Material for the task:
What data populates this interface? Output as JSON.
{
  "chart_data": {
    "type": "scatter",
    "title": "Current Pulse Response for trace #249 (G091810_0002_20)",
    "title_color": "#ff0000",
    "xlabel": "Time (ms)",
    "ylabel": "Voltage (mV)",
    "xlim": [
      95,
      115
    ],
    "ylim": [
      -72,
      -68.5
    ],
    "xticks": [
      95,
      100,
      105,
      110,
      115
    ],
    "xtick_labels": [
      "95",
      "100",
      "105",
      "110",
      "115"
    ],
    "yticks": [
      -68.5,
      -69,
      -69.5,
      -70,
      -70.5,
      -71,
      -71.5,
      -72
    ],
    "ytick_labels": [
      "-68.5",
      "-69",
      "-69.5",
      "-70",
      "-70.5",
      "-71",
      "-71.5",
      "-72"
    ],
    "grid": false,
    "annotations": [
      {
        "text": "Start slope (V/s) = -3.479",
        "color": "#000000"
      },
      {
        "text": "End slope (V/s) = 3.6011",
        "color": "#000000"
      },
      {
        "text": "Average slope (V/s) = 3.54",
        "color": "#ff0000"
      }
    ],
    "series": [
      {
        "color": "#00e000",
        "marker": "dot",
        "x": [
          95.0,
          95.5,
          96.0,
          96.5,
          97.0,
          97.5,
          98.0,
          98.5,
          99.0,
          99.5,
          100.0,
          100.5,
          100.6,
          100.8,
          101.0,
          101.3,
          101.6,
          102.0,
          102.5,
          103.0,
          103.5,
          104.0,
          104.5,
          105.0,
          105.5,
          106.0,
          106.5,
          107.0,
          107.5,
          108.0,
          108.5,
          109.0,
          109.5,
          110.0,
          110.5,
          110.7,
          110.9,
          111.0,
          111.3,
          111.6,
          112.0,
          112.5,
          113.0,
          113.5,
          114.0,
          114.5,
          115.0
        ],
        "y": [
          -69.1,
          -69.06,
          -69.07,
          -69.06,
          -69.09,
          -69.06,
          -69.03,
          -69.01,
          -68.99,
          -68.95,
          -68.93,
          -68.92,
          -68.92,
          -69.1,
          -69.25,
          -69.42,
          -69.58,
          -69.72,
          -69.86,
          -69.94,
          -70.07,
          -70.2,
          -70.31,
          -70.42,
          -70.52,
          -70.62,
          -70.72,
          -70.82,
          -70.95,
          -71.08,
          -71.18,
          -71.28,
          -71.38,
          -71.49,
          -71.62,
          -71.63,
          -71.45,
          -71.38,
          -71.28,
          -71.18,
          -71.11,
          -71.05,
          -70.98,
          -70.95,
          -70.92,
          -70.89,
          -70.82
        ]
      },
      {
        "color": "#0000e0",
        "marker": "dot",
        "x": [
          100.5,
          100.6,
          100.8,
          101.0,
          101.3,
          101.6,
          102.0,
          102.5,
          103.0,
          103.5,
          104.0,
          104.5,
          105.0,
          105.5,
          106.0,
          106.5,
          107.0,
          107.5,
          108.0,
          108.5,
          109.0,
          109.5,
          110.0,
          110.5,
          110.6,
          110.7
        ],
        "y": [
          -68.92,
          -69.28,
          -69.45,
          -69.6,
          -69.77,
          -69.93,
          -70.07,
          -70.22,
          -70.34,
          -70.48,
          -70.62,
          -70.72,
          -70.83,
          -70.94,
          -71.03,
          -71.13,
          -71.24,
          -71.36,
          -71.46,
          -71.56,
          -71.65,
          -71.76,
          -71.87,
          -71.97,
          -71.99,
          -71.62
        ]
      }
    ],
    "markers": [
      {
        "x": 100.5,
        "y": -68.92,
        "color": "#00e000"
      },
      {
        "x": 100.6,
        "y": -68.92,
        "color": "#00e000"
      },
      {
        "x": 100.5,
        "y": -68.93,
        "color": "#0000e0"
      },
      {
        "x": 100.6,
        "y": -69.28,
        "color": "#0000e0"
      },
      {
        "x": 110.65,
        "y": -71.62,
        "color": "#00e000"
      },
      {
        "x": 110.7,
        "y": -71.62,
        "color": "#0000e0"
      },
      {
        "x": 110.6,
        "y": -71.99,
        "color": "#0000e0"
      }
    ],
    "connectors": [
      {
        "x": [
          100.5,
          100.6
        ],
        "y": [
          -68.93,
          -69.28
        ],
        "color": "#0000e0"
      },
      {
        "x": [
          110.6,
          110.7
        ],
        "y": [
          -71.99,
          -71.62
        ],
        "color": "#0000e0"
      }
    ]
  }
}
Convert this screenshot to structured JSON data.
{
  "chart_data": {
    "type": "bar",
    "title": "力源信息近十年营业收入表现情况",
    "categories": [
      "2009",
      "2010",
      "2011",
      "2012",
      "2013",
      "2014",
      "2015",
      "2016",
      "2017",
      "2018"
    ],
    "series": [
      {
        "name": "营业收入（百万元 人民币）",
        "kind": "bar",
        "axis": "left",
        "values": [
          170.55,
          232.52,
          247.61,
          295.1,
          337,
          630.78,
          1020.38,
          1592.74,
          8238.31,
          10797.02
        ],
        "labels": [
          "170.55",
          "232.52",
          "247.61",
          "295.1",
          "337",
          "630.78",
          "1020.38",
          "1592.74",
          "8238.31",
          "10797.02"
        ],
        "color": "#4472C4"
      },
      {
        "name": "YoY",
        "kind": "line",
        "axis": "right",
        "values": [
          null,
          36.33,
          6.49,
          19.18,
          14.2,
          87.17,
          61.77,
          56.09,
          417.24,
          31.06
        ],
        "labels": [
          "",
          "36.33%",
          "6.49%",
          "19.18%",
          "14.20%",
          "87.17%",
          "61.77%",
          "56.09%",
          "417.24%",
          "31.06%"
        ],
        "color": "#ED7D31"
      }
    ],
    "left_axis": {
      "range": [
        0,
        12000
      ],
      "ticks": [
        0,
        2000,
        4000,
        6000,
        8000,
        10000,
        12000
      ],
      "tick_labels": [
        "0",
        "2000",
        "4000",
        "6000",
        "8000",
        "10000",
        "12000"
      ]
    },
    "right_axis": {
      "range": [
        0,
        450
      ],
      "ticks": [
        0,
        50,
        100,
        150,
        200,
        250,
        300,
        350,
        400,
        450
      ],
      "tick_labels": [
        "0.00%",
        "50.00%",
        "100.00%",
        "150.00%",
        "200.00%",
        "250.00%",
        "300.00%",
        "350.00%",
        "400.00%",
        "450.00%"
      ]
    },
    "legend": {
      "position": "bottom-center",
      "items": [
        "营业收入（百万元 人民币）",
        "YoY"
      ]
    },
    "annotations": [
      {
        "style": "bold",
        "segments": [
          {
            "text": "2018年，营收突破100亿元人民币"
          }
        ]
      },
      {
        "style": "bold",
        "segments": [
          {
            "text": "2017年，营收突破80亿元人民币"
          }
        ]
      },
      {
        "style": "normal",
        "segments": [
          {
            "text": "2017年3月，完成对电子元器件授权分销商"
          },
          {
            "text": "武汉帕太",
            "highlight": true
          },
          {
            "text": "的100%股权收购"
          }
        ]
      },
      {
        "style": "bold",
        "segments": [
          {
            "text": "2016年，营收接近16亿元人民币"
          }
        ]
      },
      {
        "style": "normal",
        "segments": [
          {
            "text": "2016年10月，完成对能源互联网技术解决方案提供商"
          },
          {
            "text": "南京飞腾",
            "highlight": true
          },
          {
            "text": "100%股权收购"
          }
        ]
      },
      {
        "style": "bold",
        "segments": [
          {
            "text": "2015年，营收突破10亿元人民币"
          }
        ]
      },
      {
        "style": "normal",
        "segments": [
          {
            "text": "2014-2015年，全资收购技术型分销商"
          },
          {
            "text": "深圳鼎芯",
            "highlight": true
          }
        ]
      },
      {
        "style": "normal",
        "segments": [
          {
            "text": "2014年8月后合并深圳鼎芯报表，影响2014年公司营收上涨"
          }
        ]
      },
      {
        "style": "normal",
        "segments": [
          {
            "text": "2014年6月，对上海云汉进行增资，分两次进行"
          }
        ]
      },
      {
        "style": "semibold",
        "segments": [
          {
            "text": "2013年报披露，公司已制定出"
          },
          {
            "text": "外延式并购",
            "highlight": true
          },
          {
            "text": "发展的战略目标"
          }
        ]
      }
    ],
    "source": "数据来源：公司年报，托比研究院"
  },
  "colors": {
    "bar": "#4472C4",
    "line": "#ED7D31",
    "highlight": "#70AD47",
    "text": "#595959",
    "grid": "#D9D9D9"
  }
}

Stated problem: All lines above with "this" in them should be returned.

Answer to the problem:
What data populates this interface? Output as JSON.
Convert this screenshot to structured JSON data.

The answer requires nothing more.